BEGIN Source document

In Andrea Smith’s book Conquest, she addresses how the “patriarchal society is a dysfunctional system based on domination and violence” and shares how “Karen Warren argues that patriarchal society is a dysfunctional system that mirrors the dysfunctional nuclear family”. If marriage is the only way to access the “privilege” of raising one’s own children, we see a narrow interpretation of civil liberties excludes many people. When the white heteropatriarchal state chooses to uphold law over bloodline connection, we see how the law fails to protect those of us who are most marginalized.

3. The theft of Baby Veronica echoes a long history of theft from Native people.

END Source document
BEGIN Data provided

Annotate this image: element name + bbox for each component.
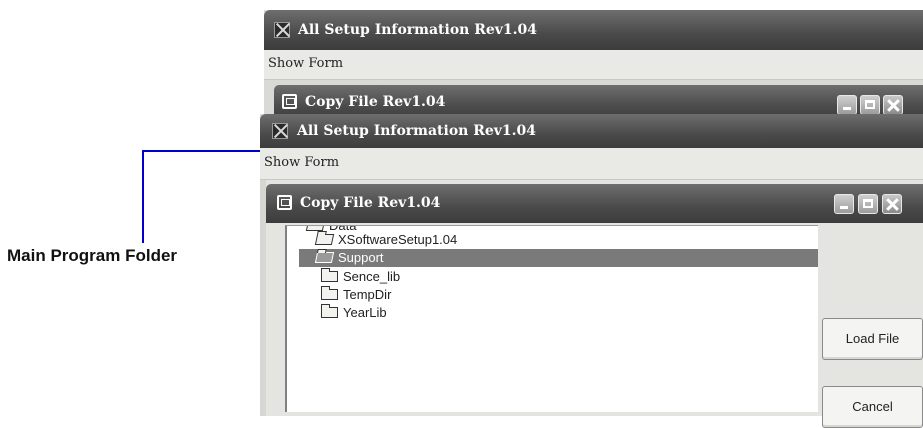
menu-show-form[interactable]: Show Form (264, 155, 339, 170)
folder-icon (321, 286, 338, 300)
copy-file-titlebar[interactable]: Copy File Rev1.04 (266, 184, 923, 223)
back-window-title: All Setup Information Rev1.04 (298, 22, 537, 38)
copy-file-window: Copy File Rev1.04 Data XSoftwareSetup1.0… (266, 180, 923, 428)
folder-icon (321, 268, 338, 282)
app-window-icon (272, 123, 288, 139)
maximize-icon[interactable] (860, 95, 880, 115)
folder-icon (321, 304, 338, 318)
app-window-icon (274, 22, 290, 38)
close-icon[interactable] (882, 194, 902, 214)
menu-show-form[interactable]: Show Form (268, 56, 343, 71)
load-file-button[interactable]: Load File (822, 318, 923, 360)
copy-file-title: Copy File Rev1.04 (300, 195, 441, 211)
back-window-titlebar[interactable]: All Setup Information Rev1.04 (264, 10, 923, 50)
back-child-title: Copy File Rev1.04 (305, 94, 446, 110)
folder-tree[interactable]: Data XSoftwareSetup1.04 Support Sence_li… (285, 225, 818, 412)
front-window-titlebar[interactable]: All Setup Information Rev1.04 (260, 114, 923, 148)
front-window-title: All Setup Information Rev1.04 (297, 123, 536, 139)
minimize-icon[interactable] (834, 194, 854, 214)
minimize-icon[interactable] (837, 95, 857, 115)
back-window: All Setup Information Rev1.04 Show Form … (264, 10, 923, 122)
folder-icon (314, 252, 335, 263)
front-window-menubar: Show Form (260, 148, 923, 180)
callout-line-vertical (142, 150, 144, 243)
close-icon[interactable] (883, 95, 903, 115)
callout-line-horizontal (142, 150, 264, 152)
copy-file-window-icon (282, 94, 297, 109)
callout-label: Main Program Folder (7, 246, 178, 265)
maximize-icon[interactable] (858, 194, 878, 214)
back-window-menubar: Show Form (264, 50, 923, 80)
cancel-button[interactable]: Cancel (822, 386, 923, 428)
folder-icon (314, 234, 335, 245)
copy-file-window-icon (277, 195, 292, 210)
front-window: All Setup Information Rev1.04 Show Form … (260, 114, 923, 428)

END Data provided
BEGIN Data provided

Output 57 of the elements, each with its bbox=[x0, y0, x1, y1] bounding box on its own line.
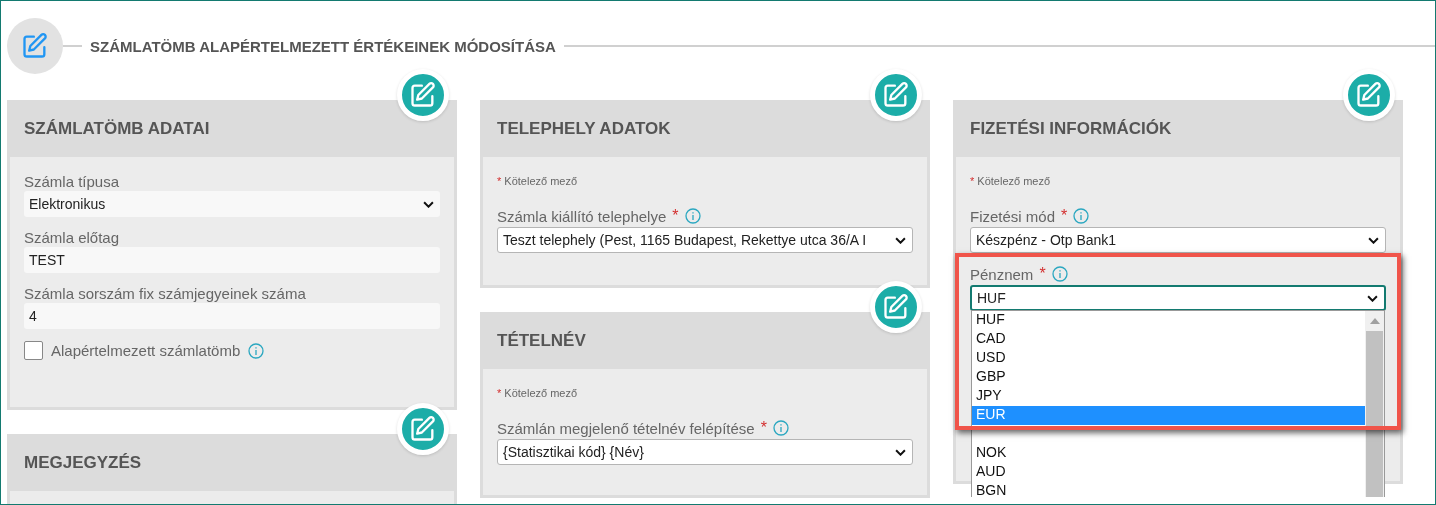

END Data provided

**Directive A**
Duplicate the stretch of the passage on patriarchy and the Baby Veronica case from "In Andrea Smith’s" through "from Native people.".
**Directive B**
Set down the stretch of the listing from the line containing "Annotate this image: element" through the line containing "minimize-icon[interactable] (837, 95, 857, 115)", word for word and without the pictures.
The listing has no connection to the passage.

**Final result A**
In Andrea Smith’s book Conquest, she addresses how the “patriarchal society is a dysfunctional system based on domination and violence” and shares how “Karen Warren argues that patriarchal society is a dysfunctional system that mirrors the dysfunctional nuclear family”. If marriage is the only way to access the “privilege” of raising one’s own children, we see a narrow interpretation of civil liberties excludes many people. When the white heteropatriarchal state chooses to uphold law over bloodline connection, we see how the law fails to protect those of us who are most marginalized.

3. The theft of Baby Veronica echoes a long history of theft from Native people.

**Final result B**
Annotate this image: element name + bbox for each component.
menu-show-form[interactable]: Show Form (264, 155, 339, 170)
folder-icon (321, 286, 338, 300)
copy-file-titlebar[interactable]: Copy File Rev1.04 (266, 184, 923, 223)
back-window-title: All Setup Information Rev1.04 (298, 22, 537, 38)
copy-file-window: Copy File Rev1.04 Data XSoftwareSetup1.0… (266, 180, 923, 428)
folder-icon (321, 268, 338, 282)
app-window-icon (272, 123, 288, 139)
maximize-icon[interactable] (860, 95, 880, 115)
folder-icon (321, 304, 338, 318)
app-window-icon (274, 22, 290, 38)
close-icon[interactable] (882, 194, 902, 214)
menu-show-form[interactable]: Show Form (268, 56, 343, 71)
load-file-button[interactable]: Load File (822, 318, 923, 360)
copy-file-title: Copy File Rev1.04 (300, 195, 441, 211)
back-window-titlebar[interactable]: All Setup Information Rev1.04 (264, 10, 923, 50)
back-child-title: Copy File Rev1.04 (305, 94, 446, 110)
folder-tree[interactable]: Data XSoftwareSetup1.04 Support Sence_li… (285, 225, 818, 412)
front-window-titlebar[interactable]: All Setup Information Rev1.04 (260, 114, 923, 148)
front-window-title: All Setup Information Rev1.04 (297, 123, 536, 139)
minimize-icon[interactable] (834, 194, 854, 214)
minimize-icon[interactable] (837, 95, 857, 115)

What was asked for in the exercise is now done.